[Records contained in a dataset]
<<<<

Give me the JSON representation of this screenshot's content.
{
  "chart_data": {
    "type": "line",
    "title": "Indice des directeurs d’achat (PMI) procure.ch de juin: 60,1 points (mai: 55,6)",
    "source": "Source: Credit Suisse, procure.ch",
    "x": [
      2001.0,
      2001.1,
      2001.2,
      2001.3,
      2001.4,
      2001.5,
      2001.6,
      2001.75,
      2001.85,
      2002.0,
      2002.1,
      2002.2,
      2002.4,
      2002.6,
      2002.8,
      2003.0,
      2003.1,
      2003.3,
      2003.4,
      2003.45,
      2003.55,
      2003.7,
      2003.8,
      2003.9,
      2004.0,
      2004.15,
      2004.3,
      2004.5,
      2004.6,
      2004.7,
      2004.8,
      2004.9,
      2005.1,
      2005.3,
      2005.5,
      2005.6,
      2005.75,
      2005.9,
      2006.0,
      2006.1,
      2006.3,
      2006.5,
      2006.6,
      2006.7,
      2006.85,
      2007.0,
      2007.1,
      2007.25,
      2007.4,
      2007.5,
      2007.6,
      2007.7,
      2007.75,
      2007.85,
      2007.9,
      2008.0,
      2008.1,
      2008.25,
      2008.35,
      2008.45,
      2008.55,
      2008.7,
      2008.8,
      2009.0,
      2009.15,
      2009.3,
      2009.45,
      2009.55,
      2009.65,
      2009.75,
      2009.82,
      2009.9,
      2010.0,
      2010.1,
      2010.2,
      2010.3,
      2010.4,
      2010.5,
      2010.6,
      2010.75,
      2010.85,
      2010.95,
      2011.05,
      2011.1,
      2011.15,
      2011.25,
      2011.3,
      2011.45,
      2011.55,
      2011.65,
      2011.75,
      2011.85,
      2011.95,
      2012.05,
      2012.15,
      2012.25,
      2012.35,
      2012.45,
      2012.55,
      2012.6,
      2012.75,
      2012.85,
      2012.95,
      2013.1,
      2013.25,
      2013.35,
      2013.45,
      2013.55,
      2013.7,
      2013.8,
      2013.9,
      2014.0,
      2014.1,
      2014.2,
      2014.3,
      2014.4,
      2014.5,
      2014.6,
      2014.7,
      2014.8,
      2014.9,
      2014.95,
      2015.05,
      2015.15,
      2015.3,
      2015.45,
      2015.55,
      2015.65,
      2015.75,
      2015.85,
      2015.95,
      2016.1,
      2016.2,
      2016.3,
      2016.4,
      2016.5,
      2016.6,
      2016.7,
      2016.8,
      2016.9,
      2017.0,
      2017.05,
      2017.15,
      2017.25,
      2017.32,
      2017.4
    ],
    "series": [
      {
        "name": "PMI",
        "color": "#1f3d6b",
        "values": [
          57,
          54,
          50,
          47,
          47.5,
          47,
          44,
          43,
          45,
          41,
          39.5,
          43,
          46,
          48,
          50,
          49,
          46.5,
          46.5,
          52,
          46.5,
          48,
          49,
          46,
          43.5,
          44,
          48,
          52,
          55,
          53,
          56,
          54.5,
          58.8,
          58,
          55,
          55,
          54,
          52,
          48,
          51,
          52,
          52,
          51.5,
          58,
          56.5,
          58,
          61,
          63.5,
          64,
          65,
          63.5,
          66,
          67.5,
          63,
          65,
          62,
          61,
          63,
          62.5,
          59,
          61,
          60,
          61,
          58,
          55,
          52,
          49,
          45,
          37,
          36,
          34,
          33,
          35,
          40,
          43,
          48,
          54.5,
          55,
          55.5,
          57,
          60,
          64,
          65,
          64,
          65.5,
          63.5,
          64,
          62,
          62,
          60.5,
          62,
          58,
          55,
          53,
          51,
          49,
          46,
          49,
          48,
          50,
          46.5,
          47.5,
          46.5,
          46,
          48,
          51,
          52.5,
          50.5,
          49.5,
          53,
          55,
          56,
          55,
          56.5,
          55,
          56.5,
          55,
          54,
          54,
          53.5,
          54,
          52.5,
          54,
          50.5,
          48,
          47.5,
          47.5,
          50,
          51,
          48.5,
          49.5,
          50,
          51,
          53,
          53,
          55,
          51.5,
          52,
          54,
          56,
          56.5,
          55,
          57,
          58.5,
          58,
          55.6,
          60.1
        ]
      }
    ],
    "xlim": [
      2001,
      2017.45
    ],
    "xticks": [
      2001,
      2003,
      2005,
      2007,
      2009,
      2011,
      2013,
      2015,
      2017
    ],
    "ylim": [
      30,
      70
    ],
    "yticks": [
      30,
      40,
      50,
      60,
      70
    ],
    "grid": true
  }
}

>>>>

▸ **Aim of the task**: Find the lines above holding the word "procure" and show them.

▸ **Right answer**:
    "title": "Indice des directeurs d’achat (PMI) procure.ch de juin: 60,1 points (mai: 55,6)",
    "source": "Source: Credit Suisse, procure.ch",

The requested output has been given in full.